RECORDS TO PROCESS:
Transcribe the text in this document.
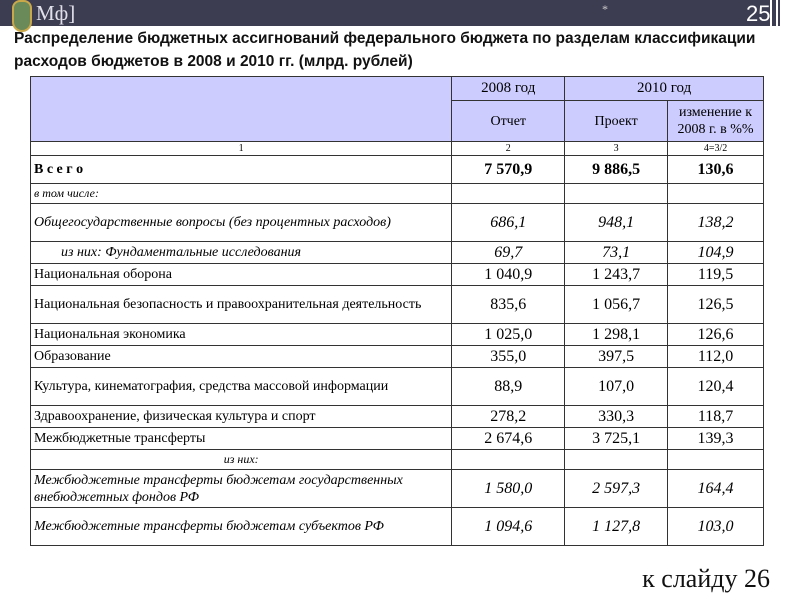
Мф]	*	25
Распределение бюджетных ассигнований федерального бюджета по разделам классификации расходов бюджетов в 2008 и 2010 гг. (млрд. рублей)
	2008 год	2010 год	
	Отчет	Проект	изменение к 2008 г. в %%
1	2	3	4=3/2
В с е г о	7 570,9	9 886,5	130,6
в том числе:			
Общегосударственные вопросы (без процентных расходов)	686,1	948,1	138,2
из них: Фундаментальные исследования	69,7	73,1	104,9
Национальная оборона	1 040,9	1 243,7	119,5
Национальная безопасность и правоохранительная деятельность	835,6	1 056,7	126,5
Национальная экономика	1 025,0	1 298,1	126,6
Образование	355,0	397,5	112,0
Культура, кинематография, средства массовой информации	88,9	107,0	120,4
Здравоохранение, физическая культура и спорт	278,2	330,3	118,7
Межбюджетные трансферты	2 674,6	3 725,1	139,3
из них:			
Межбюджетные трансферты бюджетам государственных внебюджетных фондов РФ	1 580,0	2 597,3	164,4
Межбюджетные трансферты бюджетам субъектов РФ	1 094,6	1 127,8	103,0
к слайду 26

WHAT TO WORK ON: Copy each line from the data above that includes "бюджетам".

SOLUTION TO THIS EXERCISE:
Межбюджетные трансферты бюджетам государственных внебюджетных фондов РФ	1 580,0	2 597,3	164,4
Межбюджетные трансферты бюджетам субъектов РФ	1 094,6	1 127,8	103,0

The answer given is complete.